Dataset excerpts:

⁂

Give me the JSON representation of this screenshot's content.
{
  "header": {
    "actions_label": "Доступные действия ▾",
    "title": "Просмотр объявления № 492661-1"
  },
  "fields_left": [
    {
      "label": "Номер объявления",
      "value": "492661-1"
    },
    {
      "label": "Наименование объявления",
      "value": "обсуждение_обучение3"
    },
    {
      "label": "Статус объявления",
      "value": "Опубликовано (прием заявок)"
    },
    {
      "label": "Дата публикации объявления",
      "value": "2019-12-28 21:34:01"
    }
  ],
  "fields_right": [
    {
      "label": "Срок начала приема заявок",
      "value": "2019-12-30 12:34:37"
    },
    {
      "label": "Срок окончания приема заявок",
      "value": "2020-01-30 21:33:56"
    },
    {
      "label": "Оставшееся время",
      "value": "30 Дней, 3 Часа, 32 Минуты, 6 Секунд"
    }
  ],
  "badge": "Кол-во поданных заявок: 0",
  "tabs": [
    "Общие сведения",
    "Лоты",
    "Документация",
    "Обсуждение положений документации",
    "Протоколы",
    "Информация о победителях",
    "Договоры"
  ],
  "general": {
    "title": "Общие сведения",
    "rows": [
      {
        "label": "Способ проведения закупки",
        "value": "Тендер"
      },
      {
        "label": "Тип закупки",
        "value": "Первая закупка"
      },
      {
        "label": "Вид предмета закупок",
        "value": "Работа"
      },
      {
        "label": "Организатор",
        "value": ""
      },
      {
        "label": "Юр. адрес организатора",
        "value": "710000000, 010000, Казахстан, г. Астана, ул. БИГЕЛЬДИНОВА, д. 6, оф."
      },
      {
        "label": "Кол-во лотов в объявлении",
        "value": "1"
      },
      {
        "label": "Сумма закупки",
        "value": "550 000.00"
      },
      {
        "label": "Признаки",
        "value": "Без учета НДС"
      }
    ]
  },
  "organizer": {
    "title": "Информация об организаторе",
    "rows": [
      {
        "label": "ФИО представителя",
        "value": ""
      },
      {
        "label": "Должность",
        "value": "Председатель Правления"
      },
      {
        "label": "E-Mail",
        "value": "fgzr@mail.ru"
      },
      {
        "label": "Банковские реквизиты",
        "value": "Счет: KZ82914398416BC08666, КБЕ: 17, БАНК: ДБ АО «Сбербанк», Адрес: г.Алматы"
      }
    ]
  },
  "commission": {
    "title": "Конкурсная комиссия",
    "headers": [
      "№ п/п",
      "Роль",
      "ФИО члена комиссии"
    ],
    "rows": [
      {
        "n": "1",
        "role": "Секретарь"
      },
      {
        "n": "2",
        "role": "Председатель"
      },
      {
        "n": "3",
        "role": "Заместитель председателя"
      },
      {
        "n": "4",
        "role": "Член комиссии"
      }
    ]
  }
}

⁂

**Exercise**
Take the entries and copy them out exactly.

**Solution for this problem**
Give me the JSON representation of this screenshot's content.
{
  "header": {
    "actions_label": "Доступные действия ▾",
    "title": "Просмотр объявления № 492661-1"
  },
  "fields_left": [
    {
      "label": "Номер объявления",
      "value": "492661-1"
    },
    {
      "label": "Наименование объявления",
      "value": "обсуждение_обучение3"
    },
    {
      "label": "Статус объявления",
      "value": "Опубликовано (прием заявок)"
    },
    {
      "label": "Дата публикации объявления",
      "value": "2019-12-28 21:34:01"
    }
  ],
  "fields_right": [
    {
      "label": "Срок начала приема заявок",
      "value": "2019-12-30 12:34:37"
    },
    {
      "label": "Срок окончания приема заявок",
      "value": "2020-01-30 21:33:56"
    },
    {
      "label": "Оставшееся время",
      "value": "30 Дней, 3 Часа, 32 Минуты, 6 Секунд"
    }
  ],
  "badge": "Кол-во поданных заявок: 0",
  "tabs": [
    "Общие сведения",
    "Лоты",
    "Документация",
    "Обсуждение положений документации",
    "Протоколы",
    "Информация о победителях",
    "Договоры"
  ],
  "general": {
    "title": "Общие сведения",
    "rows": [
      {
        "label": "Способ проведения закупки",
        "value": "Тендер"
      },
      {
        "label": "Тип закупки",
        "value": "Первая закупка"
      },
      {
        "label": "Вид предмета закупок",
        "value": "Работа"
      },
      {
        "label": "Организатор",
        "value": ""
      },
      {
        "label": "Юр. адрес организатора",
        "value": "710000000, 010000, Казахстан, г. Астана, ул. БИГЕЛЬДИНОВА, д. 6, оф."
      },
      {
        "label": "Кол-во лотов в объявлении",
        "value": "1"
      },
      {
        "label": "Сумма закупки",
        "value": "550 000.00"
      },
      {
        "label": "Признаки",
        "value": "Без учета НДС"
      }
    ]
  },
  "organizer": {
    "title": "Информация об организаторе",
    "rows": [
      {
        "label": "ФИО представителя",
        "value": ""
      },
      {
        "label": "Должность",
        "value": "Председатель Правления"
      },
      {
        "label": "E-Mail",
        "value": "fgzr@mail.ru"
      },
      {
        "label": "Банковские реквизиты",
        "value": "Счет: KZ82914398416BC08666, КБЕ: 17, БАНК: ДБ АО «Сбербанк», Адрес: г.Алматы"
      }
    ]
  },
  "commission": {
    "title": "Конкурсная комиссия",
    "headers": [
      "№ п/п",
      "Роль",
      "ФИО члена комиссии"
    ],
    "rows": [
      {
        "n": "1",
        "role": "Секретарь"
      },
      {
        "n": "2",
        "role": "Председатель"
      },
      {
        "n": "3",
        "role": "Заместитель председателя"
      },
      {
        "n": "4",
        "role": "Член комиссии"
      }
    ]
  }
}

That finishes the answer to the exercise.